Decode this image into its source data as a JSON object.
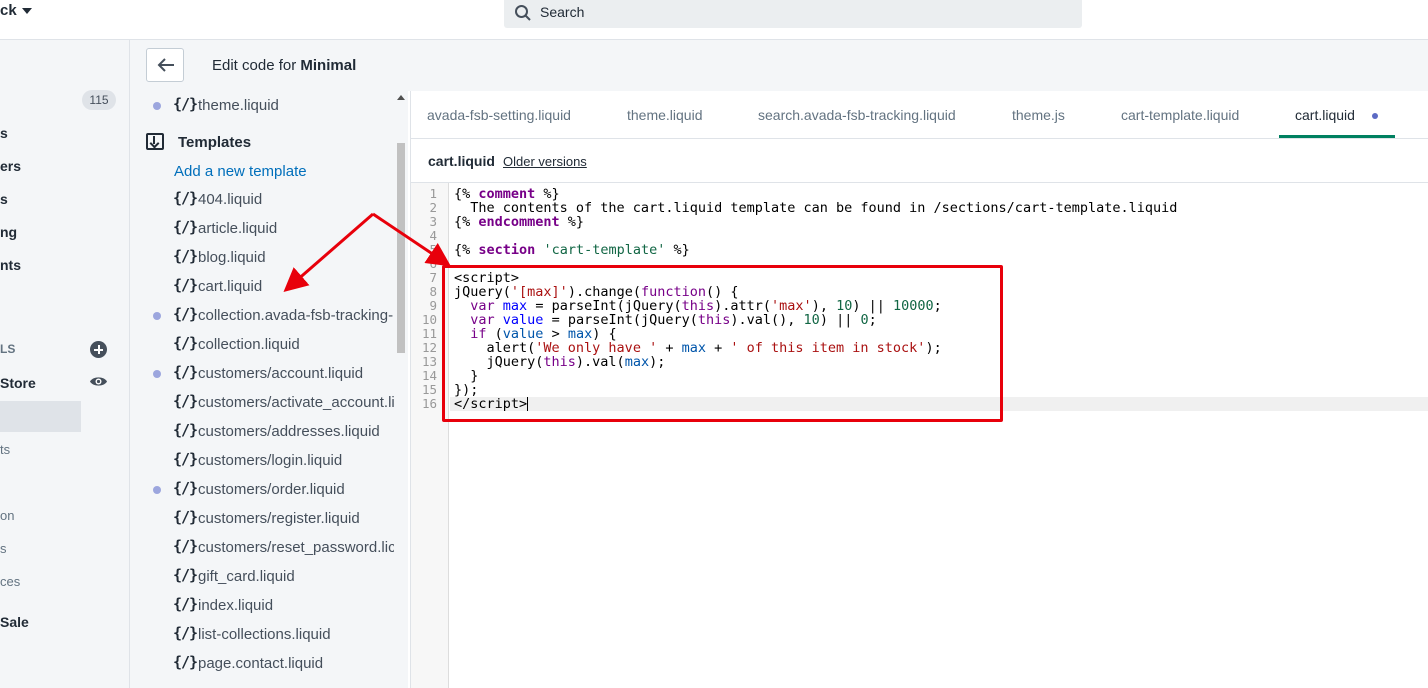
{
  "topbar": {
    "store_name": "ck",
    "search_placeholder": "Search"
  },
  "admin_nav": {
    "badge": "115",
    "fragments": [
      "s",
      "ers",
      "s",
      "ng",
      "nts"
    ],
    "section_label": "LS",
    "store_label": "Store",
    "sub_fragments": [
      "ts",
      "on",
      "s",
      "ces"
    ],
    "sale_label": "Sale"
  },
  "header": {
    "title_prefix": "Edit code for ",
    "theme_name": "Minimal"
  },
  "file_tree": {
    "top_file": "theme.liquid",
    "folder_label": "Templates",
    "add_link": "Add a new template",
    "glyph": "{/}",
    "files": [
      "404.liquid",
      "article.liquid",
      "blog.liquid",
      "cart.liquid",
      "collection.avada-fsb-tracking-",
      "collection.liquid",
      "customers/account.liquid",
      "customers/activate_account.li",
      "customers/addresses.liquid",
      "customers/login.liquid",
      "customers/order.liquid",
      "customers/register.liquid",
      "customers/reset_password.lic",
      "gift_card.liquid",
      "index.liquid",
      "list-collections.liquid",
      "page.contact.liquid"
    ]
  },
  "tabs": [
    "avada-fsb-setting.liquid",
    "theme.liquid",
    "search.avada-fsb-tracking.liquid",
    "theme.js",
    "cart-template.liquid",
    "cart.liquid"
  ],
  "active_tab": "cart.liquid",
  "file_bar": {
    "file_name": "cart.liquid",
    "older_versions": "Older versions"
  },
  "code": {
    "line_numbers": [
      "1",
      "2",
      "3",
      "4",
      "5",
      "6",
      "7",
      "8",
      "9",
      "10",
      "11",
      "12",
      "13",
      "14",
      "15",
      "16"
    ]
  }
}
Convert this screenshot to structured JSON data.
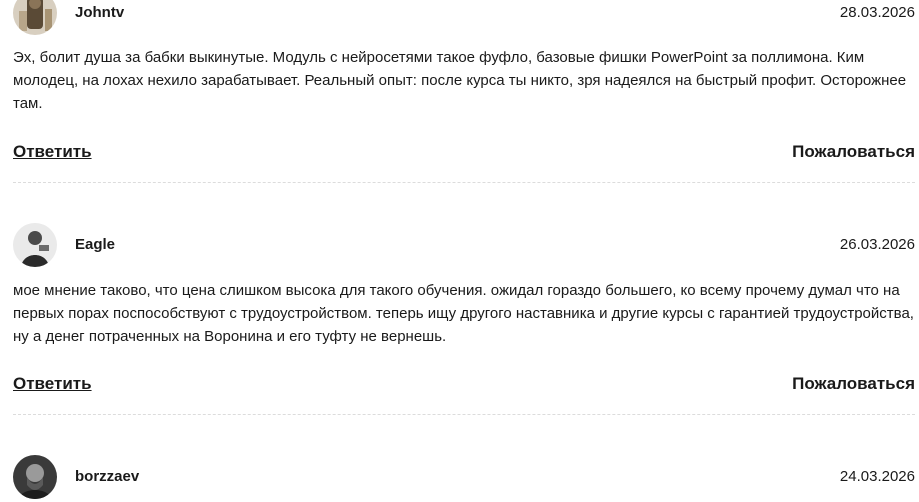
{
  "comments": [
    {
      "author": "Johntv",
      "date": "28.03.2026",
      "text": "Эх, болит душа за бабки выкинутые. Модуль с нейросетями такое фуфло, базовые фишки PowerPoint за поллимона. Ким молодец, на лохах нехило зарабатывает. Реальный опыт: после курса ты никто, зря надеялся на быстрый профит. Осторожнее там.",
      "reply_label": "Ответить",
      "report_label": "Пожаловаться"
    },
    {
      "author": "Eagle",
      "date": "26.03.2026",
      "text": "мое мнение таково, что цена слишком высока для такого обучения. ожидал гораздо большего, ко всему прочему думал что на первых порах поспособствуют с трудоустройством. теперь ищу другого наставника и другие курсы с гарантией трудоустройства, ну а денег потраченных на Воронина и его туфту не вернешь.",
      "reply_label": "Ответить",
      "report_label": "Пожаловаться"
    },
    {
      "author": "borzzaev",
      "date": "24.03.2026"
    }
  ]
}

§ §

### SHORT TASK
Repeat all of the data above word for word, minus the pictures.

### CORRECT RESULT
Decode this image into its source data as a JSON object.
{
  "topbar": {
    "store_name": "ck",
    "search_placeholder": "Search"
  },
  "admin_nav": {
    "badge": "115",
    "fragments": [
      "s",
      "ers",
      "s",
      "ng",
      "nts"
    ],
    "section_label": "LS",
    "store_label": "Store",
    "sub_fragments": [
      "ts",
      "on",
      "s",
      "ces"
    ],
    "sale_label": "Sale"
  },
  "header": {
    "title_prefix": "Edit code for ",
    "theme_name": "Minimal"
  },
  "file_tree": {
    "top_file": "theme.liquid",
    "folder_label": "Templates",
    "add_link": "Add a new template",
    "glyph": "{/}",
    "files": [
      "404.liquid",
      "article.liquid",
      "blog.liquid",
      "cart.liquid",
      "collection.avada-fsb-tracking-",
      "collection.liquid",
      "customers/account.liquid",
      "customers/activate_account.li",
      "customers/addresses.liquid",
      "customers/login.liquid",
      "customers/order.liquid",
      "customers/register.liquid",
      "customers/reset_password.lic",
      "gift_card.liquid",
      "index.liquid",
      "list-collections.liquid",
      "page.contact.liquid"
    ]
  },
  "tabs": [
    "avada-fsb-setting.liquid",
    "theme.liquid",
    "search.avada-fsb-tracking.liquid",
    "theme.js",
    "cart-template.liquid",
    "cart.liquid"
  ],
  "active_tab": "cart.liquid",
  "file_bar": {
    "file_name": "cart.liquid",
    "older_versions": "Older versions"
  },
  "code": {
    "line_numbers": [
      "1",
      "2",
      "3",
      "4",
      "5",
      "6",
      "7",
      "8",
      "9",
      "10",
      "11",
      "12",
      "13",
      "14",
      "15",
      "16"
    ]
  }
}
Convert this screenshot to structured JSON data.
{
  "comments": [
    {
      "author": "Johntv",
      "date": "28.03.2026",
      "text": "Эх, болит душа за бабки выкинутые. Модуль с нейросетями такое фуфло, базовые фишки PowerPoint за поллимона. Ким молодец, на лохах нехило зарабатывает. Реальный опыт: после курса ты никто, зря надеялся на быстрый профит. Осторожнее там.",
      "reply_label": "Ответить",
      "report_label": "Пожаловаться"
    },
    {
      "author": "Eagle",
      "date": "26.03.2026",
      "text": "мое мнение таково, что цена слишком высока для такого обучения. ожидал гораздо большего, ко всему прочему думал что на первых порах поспособствуют с трудоустройством. теперь ищу другого наставника и другие курсы с гарантией трудоустройства, ну а денег потраченных на Воронина и его туфту не вернешь.",
      "reply_label": "Ответить",
      "report_label": "Пожаловаться"
    },
    {
      "author": "borzzaev",
      "date": "24.03.2026"
    }
  ]
}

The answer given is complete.